Task brief => The result should be an exact copy of every record, with no pictures kept.
[[ Dataset excerpts, beginning ]]
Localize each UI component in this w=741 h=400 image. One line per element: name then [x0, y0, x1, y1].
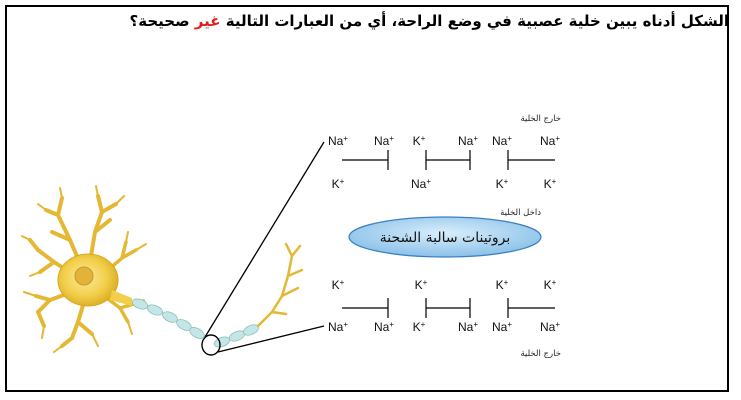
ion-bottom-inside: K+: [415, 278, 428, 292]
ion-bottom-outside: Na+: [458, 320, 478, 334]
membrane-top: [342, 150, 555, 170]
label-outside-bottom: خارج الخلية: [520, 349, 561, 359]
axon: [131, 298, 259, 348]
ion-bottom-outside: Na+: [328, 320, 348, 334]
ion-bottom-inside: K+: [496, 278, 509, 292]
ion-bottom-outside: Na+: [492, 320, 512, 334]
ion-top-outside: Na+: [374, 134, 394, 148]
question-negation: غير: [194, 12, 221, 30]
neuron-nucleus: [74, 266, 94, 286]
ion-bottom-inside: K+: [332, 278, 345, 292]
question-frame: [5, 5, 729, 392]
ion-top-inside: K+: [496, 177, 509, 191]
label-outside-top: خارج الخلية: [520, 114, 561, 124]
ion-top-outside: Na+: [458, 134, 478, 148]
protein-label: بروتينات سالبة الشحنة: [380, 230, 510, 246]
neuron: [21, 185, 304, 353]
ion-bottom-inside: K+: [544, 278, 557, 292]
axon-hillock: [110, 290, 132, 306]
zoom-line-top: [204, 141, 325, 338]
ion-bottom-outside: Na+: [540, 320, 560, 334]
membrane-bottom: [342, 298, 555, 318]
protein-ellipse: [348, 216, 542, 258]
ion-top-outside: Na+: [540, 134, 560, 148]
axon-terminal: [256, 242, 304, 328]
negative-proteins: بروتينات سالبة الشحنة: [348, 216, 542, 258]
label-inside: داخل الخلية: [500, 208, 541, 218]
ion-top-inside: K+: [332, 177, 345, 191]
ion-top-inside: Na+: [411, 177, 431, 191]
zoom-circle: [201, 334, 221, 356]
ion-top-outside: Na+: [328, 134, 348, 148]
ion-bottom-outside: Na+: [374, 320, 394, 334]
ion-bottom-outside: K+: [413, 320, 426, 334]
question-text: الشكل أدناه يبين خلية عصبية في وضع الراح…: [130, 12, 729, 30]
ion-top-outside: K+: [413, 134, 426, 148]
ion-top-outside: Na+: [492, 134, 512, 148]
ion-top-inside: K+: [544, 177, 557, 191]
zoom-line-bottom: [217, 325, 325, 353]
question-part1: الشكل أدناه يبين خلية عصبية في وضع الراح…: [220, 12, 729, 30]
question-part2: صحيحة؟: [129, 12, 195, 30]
[[ Dataset excerpts, end ]]
Response area =>
Localize each UI component in this w=741 h=400 image. One line per element: name then [x0, y0, x1, y1].
ion-bottom-inside: K+: [415, 278, 428, 292]
ion-bottom-outside: Na+: [458, 320, 478, 334]
membrane-top: [342, 150, 555, 170]
label-outside-bottom: خارج الخلية: [520, 349, 561, 359]
axon: [131, 298, 259, 348]
ion-bottom-outside: Na+: [328, 320, 348, 334]
ion-bottom-inside: K+: [496, 278, 509, 292]
ion-bottom-outside: Na+: [492, 320, 512, 334]
ion-top-outside: Na+: [374, 134, 394, 148]
question-negation: غير: [194, 12, 221, 30]
neuron-nucleus: [74, 266, 94, 286]
ion-bottom-inside: K+: [332, 278, 345, 292]
question-frame: [5, 5, 729, 392]
ion-top-inside: K+: [496, 177, 509, 191]
label-outside-top: خارج الخلية: [520, 114, 561, 124]
ion-top-outside: Na+: [458, 134, 478, 148]
protein-label: بروتينات سالبة الشحنة: [380, 230, 510, 246]
neuron: [21, 185, 304, 353]
ion-bottom-inside: K+: [544, 278, 557, 292]
axon-hillock: [110, 290, 132, 306]
zoom-line-top: [204, 141, 325, 338]
ion-bottom-outside: Na+: [540, 320, 560, 334]
membrane-bottom: [342, 298, 555, 318]
protein-ellipse: [348, 216, 542, 258]
ion-top-outside: Na+: [540, 134, 560, 148]
axon-terminal: [256, 242, 304, 328]
negative-proteins: بروتينات سالبة الشحنة: [348, 216, 542, 258]
label-inside: داخل الخلية: [500, 208, 541, 218]
ion-top-inside: K+: [332, 177, 345, 191]
ion-top-inside: Na+: [411, 177, 431, 191]
zoom-circle: [201, 334, 221, 356]
ion-top-outside: Na+: [328, 134, 348, 148]
ion-bottom-outside: Na+: [374, 320, 394, 334]
ion-bottom-outside: K+: [413, 320, 426, 334]
question-text: الشكل أدناه يبين خلية عصبية في وضع الراح…: [130, 12, 729, 30]
ion-top-outside: K+: [413, 134, 426, 148]
ion-top-outside: Na+: [492, 134, 512, 148]
ion-top-inside: K+: [544, 177, 557, 191]
zoom-line-bottom: [217, 325, 325, 353]
question-part1: الشكل أدناه يبين خلية عصبية في وضع الراح…: [220, 12, 729, 30]
question-part2: صحيحة؟: [129, 12, 195, 30]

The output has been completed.